*Stated problem*
Check every line below for the word "profile" and show those that hold it.

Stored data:
-=-=-=-=-

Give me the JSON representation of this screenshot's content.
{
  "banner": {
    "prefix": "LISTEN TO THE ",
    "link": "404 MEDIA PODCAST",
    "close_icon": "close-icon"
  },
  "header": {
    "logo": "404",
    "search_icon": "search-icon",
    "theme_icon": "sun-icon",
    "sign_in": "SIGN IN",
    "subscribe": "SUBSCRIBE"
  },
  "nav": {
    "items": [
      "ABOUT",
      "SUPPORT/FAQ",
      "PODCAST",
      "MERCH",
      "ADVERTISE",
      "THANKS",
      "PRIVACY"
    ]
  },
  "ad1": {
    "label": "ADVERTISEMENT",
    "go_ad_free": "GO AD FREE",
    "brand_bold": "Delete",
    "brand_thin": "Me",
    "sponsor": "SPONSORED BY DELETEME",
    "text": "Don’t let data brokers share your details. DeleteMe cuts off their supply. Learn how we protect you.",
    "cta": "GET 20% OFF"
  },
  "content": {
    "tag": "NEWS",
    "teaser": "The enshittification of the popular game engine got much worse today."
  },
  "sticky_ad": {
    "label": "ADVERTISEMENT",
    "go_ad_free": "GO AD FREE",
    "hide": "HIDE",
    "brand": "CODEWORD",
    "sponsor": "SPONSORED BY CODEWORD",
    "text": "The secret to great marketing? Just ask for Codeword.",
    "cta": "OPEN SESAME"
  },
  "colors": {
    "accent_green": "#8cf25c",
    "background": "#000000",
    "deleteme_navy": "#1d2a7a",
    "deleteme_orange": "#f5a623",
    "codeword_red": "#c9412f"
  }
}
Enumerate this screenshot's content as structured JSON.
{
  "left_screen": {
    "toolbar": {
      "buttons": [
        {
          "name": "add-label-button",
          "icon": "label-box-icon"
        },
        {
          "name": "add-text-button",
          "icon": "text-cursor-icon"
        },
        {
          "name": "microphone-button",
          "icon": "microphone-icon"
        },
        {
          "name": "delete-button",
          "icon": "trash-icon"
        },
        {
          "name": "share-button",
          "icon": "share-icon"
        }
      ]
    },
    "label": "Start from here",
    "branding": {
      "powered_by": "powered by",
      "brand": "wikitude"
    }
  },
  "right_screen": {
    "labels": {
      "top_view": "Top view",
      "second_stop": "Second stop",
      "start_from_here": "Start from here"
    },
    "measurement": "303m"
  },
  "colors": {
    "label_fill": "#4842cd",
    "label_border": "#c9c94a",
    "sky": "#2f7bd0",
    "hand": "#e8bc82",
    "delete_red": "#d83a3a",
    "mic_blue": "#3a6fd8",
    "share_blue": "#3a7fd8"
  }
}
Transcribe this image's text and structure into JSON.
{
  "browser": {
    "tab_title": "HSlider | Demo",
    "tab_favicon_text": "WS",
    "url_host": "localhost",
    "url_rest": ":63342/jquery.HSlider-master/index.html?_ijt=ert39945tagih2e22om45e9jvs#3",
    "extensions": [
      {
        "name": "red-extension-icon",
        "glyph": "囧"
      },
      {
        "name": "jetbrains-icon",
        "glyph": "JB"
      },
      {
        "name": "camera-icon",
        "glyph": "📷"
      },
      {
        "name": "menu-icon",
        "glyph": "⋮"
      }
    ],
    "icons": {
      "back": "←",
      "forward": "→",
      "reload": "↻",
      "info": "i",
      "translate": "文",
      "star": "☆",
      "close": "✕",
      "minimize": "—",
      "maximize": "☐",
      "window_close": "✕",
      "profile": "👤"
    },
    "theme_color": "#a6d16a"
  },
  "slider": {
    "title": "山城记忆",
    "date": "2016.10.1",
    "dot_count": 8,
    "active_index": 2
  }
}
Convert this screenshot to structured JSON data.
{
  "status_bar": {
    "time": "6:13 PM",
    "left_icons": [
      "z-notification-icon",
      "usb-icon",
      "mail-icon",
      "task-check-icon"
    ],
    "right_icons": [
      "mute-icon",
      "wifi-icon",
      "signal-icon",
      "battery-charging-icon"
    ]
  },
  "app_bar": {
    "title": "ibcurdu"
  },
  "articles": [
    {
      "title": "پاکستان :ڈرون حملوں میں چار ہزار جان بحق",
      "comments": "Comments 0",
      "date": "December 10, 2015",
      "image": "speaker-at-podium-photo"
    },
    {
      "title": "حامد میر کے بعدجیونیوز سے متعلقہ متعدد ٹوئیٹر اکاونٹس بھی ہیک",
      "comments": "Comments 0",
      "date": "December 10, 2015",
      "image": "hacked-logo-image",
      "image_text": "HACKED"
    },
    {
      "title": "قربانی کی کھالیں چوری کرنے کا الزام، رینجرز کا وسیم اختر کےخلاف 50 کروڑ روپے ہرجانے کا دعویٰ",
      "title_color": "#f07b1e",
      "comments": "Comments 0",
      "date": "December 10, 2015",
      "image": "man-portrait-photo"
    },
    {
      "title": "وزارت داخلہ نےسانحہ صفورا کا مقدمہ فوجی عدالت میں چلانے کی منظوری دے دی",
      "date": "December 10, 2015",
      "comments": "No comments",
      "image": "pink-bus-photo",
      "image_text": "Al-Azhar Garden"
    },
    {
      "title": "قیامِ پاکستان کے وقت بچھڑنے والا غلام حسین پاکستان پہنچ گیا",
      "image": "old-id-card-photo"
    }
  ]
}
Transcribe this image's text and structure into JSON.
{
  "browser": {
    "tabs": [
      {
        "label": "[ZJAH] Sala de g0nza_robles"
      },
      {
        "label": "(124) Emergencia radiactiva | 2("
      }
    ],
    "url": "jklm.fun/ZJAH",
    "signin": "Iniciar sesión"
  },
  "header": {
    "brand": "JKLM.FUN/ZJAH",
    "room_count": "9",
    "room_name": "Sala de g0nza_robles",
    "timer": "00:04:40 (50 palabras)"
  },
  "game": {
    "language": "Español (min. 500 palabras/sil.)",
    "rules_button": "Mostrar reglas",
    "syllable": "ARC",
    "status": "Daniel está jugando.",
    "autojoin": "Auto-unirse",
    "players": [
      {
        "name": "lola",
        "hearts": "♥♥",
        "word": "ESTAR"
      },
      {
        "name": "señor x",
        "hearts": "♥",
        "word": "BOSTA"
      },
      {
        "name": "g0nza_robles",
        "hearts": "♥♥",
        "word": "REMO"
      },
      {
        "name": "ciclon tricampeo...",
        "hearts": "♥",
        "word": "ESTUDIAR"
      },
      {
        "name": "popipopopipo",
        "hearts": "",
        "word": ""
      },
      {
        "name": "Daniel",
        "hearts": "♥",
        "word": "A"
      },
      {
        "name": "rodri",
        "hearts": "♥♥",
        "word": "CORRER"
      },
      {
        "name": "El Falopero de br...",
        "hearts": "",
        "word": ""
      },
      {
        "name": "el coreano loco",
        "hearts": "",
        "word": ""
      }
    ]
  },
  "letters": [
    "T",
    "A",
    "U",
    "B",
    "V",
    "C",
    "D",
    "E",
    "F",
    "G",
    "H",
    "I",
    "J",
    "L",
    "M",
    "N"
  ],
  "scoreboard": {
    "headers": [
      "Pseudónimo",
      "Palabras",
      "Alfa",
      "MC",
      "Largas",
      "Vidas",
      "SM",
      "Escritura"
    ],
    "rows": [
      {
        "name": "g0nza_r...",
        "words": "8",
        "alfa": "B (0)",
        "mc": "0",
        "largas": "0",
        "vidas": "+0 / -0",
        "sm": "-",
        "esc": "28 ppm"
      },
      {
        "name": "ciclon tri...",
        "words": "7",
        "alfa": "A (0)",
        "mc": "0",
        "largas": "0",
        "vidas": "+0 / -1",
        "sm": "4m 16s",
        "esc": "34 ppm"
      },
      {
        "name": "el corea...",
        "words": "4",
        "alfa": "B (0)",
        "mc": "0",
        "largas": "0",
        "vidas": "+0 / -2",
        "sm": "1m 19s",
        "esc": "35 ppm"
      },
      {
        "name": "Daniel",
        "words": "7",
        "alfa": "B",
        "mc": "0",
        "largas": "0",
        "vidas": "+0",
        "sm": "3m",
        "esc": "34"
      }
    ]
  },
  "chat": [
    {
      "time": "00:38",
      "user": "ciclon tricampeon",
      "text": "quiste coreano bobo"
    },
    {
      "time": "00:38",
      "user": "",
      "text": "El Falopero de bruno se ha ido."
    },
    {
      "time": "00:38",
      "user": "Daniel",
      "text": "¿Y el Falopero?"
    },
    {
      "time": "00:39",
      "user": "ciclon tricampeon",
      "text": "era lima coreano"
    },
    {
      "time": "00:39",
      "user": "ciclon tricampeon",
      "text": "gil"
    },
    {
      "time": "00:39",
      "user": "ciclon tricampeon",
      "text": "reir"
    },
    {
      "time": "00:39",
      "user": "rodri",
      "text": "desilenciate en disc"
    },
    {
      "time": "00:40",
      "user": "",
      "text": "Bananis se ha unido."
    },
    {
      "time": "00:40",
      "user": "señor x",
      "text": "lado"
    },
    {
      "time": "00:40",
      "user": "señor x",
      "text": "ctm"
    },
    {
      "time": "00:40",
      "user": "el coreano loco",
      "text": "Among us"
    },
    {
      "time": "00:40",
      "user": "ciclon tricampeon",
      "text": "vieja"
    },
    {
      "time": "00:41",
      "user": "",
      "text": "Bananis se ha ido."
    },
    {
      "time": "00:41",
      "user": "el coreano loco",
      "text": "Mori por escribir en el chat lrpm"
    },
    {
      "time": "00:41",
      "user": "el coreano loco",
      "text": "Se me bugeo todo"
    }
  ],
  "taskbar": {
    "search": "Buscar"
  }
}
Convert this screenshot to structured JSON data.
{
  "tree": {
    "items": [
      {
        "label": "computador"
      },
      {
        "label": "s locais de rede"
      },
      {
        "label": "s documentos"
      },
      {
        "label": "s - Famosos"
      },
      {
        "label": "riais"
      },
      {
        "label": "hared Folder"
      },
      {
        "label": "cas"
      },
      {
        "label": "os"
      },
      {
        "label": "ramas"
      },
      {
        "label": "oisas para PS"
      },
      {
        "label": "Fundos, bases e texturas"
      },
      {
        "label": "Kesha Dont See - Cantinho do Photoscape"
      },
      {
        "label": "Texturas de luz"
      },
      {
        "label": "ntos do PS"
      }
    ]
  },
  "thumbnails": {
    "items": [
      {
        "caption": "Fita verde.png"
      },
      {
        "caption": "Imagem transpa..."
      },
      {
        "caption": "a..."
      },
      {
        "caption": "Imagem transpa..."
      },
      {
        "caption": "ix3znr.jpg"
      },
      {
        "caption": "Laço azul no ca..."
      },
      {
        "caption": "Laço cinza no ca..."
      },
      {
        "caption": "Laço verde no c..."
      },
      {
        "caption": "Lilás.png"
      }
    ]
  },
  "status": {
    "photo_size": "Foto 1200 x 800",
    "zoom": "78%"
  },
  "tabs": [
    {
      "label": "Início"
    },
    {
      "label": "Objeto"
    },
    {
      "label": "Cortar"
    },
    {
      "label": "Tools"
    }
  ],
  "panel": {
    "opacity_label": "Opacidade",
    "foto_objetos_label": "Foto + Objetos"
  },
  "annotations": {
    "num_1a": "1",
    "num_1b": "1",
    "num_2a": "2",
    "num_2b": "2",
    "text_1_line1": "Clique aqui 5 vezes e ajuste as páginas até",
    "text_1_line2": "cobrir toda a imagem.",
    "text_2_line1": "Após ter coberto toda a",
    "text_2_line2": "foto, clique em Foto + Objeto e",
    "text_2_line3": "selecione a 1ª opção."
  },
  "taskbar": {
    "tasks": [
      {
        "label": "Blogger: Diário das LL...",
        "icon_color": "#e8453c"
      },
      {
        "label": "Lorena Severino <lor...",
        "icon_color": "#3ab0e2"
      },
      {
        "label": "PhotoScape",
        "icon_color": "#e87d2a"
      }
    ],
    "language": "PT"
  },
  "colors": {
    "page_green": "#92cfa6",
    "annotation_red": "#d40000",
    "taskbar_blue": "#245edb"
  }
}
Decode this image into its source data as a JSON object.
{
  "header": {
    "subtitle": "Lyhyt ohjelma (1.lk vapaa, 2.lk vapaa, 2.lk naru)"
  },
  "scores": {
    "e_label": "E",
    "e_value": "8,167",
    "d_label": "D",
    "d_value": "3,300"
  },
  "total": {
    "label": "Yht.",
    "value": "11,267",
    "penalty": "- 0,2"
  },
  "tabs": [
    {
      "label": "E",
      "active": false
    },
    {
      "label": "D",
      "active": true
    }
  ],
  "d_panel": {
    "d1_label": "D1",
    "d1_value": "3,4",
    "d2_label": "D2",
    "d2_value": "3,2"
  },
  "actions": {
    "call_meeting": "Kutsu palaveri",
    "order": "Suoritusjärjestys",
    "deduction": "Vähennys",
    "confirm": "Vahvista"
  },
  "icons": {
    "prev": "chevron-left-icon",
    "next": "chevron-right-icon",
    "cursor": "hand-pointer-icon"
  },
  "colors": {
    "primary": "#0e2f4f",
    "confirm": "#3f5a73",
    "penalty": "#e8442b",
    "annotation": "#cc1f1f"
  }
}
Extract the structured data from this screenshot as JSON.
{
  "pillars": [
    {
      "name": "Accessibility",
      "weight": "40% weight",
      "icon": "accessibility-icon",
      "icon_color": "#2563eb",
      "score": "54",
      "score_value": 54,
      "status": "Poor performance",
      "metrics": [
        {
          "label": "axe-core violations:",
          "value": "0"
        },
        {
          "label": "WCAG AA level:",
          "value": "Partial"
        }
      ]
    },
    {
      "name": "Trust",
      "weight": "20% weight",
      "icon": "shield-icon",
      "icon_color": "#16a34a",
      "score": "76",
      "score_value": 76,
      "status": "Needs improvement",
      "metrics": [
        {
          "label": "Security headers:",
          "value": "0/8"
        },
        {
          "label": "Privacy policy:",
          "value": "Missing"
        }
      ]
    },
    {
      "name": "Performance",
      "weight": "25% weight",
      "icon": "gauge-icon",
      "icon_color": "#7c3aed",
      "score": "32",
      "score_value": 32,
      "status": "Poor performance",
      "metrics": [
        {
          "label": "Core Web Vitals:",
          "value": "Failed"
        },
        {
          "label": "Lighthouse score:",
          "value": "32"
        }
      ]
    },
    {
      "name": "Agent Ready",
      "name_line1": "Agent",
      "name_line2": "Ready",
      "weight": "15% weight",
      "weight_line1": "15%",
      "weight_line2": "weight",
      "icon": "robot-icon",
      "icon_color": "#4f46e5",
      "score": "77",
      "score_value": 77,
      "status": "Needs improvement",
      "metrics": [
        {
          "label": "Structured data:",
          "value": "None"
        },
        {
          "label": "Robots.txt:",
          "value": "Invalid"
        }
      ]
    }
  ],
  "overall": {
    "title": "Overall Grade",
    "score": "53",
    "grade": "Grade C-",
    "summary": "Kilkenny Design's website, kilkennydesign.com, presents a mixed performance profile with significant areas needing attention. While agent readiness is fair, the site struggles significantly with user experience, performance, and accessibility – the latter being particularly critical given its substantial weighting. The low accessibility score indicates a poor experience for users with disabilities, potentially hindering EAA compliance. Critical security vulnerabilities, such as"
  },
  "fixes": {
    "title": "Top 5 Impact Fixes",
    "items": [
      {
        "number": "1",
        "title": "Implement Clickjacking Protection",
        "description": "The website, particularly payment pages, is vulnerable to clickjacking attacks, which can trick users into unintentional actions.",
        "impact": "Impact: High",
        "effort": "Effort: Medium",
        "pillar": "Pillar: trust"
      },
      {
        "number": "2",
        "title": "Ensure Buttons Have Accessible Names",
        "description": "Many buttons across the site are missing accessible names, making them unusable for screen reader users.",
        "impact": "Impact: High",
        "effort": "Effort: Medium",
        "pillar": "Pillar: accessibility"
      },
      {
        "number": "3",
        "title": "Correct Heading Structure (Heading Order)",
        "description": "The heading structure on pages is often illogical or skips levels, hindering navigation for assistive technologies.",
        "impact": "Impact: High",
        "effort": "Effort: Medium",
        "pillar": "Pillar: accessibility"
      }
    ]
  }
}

-=-=-=-=-

*The reply*
      "profile": "👤"
    "summary": "Kilkenny Design's website, kilkennydesign.com, presents a mixed performance profile with significant areas needing attention. While agent readiness is fair, the site struggles significantly with user experience, performance, and accessibility – the latter being particularly critical given its substantial weighting. The low accessibility score indicates a poor experience for users with disabilities, potentially hindering EAA compliance. Critical security vulnerabilities, such as"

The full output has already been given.